**Input for this task**
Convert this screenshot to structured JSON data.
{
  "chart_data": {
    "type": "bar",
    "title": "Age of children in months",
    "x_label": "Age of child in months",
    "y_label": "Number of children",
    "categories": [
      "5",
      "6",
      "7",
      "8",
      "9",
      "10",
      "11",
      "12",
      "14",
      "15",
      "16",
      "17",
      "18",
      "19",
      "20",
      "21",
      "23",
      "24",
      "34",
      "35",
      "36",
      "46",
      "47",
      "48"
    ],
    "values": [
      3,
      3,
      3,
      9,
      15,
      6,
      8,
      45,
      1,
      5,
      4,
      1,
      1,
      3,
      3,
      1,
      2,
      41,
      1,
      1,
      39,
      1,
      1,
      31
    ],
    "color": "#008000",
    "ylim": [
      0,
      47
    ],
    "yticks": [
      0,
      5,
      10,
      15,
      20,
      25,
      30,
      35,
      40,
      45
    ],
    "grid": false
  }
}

**Exercise**
Which lines above hold the word "months"? Copy each of them.

**Final result**
    "title": "Age of children in months",
    "x_label": "Age of child in months",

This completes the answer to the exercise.